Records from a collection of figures
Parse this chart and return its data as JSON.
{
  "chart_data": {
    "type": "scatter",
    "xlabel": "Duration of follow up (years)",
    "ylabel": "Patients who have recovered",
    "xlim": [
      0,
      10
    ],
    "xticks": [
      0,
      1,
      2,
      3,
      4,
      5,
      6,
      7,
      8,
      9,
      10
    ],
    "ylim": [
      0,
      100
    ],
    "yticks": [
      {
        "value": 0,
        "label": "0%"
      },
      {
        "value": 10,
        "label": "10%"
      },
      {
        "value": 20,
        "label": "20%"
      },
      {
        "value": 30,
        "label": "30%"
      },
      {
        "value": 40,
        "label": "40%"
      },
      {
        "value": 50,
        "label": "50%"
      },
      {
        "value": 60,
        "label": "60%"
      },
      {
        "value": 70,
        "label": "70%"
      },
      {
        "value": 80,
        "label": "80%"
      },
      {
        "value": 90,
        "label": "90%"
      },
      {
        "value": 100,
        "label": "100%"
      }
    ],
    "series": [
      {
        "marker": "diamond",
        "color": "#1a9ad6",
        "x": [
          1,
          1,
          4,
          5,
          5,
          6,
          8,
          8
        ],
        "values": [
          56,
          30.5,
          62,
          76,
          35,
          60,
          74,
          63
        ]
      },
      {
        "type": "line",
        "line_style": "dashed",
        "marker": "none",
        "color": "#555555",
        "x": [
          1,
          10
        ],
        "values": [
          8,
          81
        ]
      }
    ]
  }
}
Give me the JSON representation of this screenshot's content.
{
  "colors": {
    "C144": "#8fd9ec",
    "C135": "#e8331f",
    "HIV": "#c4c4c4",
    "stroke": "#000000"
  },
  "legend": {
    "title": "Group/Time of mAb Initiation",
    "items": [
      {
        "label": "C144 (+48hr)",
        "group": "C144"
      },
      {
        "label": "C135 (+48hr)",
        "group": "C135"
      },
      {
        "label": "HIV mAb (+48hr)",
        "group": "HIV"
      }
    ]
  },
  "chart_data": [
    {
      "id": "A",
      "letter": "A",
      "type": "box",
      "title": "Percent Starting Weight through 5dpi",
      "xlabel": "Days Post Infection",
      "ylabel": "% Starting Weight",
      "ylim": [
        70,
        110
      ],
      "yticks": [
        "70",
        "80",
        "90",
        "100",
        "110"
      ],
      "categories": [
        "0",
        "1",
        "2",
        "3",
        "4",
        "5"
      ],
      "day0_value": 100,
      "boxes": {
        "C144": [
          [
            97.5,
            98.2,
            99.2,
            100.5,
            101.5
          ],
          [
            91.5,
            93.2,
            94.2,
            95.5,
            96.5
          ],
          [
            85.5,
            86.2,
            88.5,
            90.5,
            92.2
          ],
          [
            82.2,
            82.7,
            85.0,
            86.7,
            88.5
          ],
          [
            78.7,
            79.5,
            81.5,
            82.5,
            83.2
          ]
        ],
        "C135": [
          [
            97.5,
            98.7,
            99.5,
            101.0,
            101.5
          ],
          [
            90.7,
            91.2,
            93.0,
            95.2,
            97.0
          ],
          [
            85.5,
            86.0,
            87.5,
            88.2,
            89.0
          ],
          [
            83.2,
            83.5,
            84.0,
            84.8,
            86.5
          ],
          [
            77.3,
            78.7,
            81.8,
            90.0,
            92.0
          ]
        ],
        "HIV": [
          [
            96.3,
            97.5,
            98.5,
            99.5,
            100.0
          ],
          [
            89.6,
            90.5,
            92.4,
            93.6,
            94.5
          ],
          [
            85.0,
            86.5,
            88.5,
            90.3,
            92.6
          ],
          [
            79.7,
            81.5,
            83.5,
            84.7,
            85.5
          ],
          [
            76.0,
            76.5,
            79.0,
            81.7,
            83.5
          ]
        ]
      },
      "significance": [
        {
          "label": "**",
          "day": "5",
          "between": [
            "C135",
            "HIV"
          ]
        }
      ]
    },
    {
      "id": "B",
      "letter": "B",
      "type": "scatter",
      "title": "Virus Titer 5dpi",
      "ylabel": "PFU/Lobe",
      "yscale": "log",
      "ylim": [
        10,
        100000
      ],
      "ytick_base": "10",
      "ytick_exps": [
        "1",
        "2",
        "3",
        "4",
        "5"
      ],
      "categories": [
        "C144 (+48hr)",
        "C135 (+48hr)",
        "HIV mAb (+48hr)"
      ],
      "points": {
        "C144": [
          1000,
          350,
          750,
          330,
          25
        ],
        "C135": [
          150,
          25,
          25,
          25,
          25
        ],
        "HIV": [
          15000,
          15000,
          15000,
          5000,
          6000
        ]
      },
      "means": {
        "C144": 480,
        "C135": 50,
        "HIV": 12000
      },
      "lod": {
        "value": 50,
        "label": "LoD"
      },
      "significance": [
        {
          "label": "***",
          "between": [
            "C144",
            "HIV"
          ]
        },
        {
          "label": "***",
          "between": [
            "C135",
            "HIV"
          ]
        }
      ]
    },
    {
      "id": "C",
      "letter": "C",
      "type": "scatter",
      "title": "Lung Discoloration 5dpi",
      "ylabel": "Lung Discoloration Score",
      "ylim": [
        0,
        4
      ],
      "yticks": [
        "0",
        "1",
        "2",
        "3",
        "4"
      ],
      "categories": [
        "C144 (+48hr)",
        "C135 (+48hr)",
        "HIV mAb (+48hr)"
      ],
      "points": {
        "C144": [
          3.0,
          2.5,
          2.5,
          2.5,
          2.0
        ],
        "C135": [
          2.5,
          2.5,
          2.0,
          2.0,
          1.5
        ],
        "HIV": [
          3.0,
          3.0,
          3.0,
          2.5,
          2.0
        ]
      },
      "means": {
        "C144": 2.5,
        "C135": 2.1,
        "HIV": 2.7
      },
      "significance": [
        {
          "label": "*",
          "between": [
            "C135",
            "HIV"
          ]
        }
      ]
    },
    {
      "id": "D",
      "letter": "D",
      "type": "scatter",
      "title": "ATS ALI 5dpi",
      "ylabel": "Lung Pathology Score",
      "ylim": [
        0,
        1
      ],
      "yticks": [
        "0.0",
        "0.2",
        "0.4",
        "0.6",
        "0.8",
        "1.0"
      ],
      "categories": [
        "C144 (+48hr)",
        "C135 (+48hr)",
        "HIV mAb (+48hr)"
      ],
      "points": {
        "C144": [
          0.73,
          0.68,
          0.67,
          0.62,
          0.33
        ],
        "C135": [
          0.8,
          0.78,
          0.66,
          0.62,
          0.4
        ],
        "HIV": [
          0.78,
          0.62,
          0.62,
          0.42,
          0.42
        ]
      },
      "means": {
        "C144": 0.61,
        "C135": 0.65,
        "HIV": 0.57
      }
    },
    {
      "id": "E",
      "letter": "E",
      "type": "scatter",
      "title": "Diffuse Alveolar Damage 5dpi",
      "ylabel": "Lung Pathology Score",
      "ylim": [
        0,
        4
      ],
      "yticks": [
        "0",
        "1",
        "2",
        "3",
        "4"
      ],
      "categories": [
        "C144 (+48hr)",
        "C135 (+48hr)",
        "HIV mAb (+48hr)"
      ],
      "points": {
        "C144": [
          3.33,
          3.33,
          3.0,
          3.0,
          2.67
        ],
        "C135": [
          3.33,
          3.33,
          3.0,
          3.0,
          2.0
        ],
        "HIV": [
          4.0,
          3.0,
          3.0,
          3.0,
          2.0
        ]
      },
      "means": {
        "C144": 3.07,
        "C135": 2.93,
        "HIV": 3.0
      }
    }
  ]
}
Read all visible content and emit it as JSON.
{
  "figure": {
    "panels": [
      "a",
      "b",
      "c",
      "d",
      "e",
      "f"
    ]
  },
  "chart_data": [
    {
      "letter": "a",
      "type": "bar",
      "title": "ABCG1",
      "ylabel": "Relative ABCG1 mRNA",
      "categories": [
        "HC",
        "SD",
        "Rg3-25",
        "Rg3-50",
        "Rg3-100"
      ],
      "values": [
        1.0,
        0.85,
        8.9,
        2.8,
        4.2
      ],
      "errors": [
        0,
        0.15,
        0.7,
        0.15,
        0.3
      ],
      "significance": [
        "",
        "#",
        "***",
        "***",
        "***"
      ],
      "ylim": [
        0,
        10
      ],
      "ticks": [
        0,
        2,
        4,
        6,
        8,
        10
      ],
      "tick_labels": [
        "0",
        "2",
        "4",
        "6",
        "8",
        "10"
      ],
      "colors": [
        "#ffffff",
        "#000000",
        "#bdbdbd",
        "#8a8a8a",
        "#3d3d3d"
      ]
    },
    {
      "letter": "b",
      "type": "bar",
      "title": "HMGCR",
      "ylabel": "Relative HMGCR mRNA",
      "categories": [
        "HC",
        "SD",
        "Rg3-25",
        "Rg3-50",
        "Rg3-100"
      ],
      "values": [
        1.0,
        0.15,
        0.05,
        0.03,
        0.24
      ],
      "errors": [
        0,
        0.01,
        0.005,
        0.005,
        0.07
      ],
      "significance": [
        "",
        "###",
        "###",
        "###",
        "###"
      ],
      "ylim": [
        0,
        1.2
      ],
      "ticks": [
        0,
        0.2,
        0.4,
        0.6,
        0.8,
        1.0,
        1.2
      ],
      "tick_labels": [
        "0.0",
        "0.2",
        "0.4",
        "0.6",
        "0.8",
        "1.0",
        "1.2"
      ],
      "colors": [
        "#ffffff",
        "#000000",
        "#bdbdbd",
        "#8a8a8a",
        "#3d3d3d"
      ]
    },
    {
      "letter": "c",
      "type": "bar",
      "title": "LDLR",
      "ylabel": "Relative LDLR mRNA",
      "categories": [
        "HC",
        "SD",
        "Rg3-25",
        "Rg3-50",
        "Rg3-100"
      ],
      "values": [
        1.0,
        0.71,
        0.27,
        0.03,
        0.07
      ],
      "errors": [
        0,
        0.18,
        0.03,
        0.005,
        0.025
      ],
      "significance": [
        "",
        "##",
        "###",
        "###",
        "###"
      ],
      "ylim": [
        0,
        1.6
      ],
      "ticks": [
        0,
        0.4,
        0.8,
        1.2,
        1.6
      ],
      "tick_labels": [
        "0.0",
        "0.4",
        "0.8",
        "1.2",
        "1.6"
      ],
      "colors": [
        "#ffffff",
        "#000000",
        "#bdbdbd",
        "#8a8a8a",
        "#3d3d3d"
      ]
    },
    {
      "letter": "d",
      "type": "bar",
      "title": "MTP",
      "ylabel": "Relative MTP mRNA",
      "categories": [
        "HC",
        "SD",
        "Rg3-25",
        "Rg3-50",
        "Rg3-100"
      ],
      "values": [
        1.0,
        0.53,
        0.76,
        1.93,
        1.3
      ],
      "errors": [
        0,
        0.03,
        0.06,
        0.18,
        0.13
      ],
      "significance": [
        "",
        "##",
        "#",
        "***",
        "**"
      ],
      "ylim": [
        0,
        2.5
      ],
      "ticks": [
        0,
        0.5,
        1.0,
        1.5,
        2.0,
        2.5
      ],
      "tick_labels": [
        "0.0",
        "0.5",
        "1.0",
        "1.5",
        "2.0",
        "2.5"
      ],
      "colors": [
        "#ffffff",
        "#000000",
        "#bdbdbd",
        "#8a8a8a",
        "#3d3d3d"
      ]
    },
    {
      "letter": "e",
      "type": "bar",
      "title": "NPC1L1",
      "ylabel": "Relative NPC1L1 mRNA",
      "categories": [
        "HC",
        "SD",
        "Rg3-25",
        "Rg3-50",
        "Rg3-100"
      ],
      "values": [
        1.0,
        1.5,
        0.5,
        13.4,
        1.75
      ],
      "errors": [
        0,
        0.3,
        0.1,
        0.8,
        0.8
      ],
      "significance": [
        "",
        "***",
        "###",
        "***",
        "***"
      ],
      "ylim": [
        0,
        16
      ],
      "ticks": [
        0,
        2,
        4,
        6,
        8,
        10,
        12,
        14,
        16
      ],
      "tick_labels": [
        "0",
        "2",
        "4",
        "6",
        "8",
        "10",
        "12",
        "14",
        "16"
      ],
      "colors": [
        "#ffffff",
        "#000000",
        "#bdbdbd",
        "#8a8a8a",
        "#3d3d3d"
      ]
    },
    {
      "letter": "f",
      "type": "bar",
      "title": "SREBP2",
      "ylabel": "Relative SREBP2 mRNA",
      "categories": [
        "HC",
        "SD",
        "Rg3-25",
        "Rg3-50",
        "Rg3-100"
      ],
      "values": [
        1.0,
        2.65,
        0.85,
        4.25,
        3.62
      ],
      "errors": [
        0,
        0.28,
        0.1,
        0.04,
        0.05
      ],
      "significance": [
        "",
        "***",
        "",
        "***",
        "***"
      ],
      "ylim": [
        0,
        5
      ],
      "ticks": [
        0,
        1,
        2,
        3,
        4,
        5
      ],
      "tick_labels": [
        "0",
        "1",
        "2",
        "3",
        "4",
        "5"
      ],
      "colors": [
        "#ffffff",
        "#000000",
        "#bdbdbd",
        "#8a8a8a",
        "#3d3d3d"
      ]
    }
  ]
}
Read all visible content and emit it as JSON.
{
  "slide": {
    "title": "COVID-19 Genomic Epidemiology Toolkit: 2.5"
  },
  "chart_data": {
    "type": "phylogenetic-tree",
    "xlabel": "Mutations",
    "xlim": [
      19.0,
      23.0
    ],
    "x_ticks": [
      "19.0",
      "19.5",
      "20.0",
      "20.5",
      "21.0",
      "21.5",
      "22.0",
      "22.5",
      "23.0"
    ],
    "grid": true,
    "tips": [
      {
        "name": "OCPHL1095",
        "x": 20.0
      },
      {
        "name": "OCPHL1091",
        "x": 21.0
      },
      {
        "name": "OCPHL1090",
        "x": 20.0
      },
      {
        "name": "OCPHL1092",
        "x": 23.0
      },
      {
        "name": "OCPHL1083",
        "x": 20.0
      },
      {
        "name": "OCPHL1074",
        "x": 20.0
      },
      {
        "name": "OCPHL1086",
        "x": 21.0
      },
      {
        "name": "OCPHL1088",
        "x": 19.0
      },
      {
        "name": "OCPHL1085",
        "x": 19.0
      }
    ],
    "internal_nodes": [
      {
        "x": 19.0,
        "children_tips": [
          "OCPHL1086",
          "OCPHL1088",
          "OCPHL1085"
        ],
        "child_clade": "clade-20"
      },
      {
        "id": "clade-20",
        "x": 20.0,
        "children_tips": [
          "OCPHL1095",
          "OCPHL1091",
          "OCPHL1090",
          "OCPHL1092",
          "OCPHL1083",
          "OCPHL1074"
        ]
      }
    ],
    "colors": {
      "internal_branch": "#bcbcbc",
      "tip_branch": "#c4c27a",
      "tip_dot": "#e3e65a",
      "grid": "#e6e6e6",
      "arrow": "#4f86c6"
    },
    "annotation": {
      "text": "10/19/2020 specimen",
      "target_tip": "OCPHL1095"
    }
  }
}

Your task
If a line in the entries above contains "xlabel", it counts toward the total; give only that total.

Output of the exercise
3